> Entries shown
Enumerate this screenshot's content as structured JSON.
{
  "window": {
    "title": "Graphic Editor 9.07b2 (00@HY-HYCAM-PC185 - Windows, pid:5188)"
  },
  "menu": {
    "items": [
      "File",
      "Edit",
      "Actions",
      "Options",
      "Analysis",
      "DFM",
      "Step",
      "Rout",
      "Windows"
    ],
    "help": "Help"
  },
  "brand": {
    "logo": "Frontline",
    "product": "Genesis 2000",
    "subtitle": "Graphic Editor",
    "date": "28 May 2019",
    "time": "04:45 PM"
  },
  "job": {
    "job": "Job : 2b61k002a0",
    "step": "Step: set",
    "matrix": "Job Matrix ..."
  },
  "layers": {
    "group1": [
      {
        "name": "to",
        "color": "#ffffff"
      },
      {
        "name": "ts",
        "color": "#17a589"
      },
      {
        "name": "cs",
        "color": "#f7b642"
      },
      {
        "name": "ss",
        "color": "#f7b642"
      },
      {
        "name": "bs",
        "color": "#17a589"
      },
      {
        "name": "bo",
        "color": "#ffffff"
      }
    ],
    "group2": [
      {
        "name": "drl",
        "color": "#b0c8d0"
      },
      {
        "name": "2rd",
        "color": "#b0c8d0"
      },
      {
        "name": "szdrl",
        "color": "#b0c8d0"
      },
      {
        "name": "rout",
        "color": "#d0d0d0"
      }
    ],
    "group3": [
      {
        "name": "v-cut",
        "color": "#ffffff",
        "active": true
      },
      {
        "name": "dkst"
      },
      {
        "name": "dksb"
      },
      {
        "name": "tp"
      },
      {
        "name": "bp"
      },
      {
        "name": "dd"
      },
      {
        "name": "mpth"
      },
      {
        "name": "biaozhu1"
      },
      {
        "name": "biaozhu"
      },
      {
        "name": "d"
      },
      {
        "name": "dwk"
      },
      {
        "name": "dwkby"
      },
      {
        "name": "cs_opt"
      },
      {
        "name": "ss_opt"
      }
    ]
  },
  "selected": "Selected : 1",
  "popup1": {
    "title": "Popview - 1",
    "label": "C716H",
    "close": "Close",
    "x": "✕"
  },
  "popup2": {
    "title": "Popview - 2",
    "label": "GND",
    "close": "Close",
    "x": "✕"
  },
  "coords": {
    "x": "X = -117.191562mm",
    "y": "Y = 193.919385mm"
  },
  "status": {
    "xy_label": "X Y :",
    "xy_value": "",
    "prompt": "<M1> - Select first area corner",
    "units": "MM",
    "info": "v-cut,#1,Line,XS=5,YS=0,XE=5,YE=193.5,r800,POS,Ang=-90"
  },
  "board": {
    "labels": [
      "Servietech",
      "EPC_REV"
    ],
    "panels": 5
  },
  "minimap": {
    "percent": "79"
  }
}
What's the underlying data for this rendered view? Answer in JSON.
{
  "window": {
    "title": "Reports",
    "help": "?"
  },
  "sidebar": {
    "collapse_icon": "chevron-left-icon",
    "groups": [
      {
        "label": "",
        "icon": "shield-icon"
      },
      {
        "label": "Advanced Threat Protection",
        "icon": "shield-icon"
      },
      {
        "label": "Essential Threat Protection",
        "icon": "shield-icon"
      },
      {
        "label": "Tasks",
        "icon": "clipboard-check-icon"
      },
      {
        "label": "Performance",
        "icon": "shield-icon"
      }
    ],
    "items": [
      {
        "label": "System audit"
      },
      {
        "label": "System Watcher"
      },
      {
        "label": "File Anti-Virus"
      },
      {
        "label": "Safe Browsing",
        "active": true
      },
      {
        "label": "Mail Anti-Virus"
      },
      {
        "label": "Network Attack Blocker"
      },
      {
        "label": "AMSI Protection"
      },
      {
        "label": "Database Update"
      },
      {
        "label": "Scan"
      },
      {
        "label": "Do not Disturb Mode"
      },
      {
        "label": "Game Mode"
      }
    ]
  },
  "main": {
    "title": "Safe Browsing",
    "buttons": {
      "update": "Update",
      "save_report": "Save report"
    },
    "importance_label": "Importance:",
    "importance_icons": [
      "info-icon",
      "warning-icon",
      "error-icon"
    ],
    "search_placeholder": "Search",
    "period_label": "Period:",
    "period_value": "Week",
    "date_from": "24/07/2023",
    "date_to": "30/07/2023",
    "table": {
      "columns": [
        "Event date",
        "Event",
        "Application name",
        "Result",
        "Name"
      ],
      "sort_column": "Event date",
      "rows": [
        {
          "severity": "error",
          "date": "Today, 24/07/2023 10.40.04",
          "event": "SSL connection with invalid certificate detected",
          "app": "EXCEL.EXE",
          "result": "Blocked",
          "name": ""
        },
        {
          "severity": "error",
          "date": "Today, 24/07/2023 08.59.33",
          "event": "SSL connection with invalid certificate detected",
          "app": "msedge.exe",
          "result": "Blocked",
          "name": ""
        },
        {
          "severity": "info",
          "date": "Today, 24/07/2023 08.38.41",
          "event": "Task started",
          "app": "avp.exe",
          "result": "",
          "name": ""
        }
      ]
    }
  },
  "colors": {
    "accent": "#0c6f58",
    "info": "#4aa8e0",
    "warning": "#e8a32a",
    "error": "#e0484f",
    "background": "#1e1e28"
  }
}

> Task details
Out of the records, collect only those lines that contain the string "Editor".

> Your solution
    "title": "Graphic Editor 9.07b2 (00@HY-HYCAM-PC185 - Windows, pid:5188)"
    "subtitle": "Graphic Editor",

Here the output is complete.